Select the lines below containing the word "date".

**Stored data:**
___

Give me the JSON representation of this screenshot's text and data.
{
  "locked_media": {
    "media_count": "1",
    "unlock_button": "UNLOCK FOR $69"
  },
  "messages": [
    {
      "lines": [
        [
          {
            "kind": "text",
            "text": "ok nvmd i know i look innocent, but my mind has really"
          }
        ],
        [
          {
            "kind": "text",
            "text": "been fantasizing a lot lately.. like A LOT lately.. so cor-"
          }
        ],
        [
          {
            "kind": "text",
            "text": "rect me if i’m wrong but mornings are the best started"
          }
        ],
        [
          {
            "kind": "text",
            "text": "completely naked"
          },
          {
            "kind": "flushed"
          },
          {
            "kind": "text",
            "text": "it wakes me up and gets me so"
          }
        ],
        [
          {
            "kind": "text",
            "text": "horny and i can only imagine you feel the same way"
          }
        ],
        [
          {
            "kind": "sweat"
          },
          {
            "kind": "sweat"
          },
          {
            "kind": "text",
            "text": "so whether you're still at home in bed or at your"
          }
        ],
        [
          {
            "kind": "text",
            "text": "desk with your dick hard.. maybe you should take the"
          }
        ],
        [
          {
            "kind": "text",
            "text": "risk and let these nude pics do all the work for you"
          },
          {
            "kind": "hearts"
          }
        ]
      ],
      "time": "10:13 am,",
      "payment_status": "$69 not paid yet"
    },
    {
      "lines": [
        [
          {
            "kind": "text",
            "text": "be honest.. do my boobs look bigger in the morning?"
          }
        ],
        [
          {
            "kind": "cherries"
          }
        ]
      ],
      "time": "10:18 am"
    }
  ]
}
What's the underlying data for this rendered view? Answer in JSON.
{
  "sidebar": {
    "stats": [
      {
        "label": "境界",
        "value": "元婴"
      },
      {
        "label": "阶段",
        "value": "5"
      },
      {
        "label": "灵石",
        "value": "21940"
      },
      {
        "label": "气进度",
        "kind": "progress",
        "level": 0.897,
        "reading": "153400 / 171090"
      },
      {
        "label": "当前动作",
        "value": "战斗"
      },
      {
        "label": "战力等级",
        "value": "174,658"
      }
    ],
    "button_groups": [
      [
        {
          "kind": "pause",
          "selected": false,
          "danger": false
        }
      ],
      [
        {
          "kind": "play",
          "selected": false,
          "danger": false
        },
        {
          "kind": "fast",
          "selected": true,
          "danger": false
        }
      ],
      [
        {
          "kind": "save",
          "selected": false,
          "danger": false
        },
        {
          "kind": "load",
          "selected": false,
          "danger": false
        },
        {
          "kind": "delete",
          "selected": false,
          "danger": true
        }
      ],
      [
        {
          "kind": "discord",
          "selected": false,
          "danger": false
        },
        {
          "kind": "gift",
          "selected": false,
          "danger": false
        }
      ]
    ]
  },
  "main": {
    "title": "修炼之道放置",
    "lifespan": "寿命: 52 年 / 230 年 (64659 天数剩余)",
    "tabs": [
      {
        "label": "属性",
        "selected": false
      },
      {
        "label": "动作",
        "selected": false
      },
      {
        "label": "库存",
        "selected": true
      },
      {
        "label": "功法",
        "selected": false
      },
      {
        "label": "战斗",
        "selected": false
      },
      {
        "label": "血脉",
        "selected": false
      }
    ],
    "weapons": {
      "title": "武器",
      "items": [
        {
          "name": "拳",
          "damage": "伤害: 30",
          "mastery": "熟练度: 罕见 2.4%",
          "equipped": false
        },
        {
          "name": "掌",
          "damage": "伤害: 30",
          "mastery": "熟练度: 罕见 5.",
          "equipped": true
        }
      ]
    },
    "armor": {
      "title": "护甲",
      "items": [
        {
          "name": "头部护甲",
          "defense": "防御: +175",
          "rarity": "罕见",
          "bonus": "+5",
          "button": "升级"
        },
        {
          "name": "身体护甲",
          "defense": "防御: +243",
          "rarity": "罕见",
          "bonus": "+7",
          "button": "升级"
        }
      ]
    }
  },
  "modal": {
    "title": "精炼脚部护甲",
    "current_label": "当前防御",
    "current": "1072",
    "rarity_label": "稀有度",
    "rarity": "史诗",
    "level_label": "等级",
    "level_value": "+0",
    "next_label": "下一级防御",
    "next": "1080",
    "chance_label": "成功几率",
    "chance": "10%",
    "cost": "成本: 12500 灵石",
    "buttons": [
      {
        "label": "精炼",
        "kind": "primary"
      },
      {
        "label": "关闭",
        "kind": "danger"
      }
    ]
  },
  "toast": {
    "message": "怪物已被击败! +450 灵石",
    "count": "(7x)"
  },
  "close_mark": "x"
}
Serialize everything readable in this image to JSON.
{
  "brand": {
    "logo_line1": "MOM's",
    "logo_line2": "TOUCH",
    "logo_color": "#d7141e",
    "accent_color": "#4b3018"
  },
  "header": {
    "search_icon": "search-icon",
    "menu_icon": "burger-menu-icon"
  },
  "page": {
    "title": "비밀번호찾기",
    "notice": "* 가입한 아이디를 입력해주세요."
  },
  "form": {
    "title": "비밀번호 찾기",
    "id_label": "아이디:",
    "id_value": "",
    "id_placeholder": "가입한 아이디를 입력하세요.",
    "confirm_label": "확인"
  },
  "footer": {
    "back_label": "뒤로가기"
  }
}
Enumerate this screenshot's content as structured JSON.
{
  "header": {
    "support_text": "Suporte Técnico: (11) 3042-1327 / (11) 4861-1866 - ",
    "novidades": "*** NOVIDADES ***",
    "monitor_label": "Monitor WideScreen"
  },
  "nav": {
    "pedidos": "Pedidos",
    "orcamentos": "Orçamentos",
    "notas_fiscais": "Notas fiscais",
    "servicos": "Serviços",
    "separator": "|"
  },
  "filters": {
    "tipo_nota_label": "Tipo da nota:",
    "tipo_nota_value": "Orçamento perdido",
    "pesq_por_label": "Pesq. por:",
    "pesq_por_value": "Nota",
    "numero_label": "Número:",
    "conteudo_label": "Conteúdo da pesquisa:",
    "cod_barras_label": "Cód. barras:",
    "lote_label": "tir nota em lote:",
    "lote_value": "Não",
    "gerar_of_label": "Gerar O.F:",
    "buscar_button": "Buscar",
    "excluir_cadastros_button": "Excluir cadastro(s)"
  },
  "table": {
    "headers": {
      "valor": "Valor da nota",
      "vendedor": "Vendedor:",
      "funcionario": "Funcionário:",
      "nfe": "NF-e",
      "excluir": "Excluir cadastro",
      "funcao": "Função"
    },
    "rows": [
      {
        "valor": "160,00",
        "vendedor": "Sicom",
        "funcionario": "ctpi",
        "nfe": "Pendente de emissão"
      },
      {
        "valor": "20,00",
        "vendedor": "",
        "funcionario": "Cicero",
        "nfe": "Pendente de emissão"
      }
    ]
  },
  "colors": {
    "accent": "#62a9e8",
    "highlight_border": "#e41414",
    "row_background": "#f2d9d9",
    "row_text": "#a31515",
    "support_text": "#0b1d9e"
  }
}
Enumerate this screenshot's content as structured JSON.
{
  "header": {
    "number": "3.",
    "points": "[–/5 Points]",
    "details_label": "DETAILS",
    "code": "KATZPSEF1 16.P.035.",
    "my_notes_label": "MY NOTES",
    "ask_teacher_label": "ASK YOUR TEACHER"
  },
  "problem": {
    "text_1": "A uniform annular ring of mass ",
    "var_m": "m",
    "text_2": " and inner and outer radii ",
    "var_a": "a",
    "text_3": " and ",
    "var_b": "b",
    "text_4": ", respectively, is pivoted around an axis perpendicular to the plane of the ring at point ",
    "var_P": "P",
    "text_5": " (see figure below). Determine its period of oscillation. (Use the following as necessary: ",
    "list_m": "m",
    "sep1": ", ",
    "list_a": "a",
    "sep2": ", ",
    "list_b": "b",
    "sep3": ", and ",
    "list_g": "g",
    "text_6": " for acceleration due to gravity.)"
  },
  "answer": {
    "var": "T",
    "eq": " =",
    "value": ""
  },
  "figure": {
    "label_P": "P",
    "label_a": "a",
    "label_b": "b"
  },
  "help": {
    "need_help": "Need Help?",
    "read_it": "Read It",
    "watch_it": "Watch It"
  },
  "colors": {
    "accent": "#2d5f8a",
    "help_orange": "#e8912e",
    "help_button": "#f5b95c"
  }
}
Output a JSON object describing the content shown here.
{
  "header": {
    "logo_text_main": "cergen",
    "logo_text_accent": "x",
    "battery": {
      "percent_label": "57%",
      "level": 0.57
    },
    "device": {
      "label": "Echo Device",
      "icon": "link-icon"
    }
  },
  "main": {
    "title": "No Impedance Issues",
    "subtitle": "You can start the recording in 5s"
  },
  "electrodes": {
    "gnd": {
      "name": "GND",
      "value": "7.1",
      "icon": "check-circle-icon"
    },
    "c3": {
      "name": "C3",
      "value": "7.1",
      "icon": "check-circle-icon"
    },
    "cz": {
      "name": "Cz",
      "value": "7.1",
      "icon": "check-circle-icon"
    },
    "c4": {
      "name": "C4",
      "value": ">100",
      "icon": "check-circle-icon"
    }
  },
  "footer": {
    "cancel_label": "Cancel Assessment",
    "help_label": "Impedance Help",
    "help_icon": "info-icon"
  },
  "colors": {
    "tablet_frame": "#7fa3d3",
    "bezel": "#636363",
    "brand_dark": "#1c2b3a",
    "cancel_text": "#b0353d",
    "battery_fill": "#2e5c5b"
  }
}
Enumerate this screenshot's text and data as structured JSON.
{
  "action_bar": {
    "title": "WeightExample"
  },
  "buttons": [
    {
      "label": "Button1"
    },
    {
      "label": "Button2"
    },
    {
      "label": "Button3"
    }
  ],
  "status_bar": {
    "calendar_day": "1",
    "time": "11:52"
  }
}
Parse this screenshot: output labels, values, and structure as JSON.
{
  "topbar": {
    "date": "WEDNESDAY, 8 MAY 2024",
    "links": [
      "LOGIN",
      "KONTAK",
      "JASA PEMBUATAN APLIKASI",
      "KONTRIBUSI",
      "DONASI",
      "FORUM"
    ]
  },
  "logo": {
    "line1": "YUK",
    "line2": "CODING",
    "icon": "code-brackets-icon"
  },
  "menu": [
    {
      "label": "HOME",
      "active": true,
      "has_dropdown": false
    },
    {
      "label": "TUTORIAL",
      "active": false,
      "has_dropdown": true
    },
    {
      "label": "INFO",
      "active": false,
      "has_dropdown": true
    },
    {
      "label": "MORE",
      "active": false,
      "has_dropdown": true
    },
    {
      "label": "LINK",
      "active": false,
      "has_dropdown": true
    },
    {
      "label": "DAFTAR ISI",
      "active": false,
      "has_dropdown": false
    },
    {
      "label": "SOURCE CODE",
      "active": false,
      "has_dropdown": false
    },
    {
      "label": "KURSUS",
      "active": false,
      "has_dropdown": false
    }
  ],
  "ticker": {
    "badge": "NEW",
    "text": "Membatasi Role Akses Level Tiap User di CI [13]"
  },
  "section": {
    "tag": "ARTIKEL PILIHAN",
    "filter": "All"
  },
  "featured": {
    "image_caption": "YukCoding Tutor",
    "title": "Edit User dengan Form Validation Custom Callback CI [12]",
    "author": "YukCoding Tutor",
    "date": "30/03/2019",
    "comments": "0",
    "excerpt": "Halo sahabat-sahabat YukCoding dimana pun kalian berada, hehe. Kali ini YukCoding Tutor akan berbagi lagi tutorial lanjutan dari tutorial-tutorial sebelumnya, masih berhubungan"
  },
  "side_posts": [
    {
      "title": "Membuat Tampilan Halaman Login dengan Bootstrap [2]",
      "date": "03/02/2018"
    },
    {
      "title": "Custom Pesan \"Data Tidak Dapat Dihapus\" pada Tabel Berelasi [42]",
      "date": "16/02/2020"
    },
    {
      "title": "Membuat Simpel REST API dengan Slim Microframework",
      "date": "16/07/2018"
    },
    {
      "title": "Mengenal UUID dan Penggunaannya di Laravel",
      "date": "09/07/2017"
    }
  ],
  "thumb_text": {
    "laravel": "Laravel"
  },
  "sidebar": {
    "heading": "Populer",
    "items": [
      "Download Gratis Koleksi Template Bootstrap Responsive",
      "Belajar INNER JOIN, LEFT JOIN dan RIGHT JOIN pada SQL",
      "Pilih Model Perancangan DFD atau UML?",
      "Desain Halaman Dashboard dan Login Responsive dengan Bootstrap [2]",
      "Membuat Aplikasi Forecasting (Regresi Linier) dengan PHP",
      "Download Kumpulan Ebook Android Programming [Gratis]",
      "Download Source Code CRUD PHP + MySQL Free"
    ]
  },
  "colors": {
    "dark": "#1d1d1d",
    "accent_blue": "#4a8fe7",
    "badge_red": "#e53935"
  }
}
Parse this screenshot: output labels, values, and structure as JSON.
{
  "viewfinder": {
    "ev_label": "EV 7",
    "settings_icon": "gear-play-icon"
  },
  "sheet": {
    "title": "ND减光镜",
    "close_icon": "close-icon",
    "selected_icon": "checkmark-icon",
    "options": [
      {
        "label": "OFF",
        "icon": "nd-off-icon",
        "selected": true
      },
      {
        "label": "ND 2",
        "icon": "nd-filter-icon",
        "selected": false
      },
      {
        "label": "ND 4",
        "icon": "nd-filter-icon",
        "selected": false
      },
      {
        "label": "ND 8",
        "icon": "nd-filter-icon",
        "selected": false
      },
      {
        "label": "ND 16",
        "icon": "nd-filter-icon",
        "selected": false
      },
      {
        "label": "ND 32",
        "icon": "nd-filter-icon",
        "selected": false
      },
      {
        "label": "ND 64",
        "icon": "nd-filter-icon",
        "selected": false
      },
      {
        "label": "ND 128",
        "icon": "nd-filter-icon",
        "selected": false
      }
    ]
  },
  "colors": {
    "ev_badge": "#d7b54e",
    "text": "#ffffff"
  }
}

___

**Worked solution:**
    "date": "WEDNESDAY, 8 MAY 2024",
    "date": "30/03/2019",
      "date": "03/02/2018"
      "date": "16/02/2020"
      "date": "16/07/2018"
      "date": "09/07/2017"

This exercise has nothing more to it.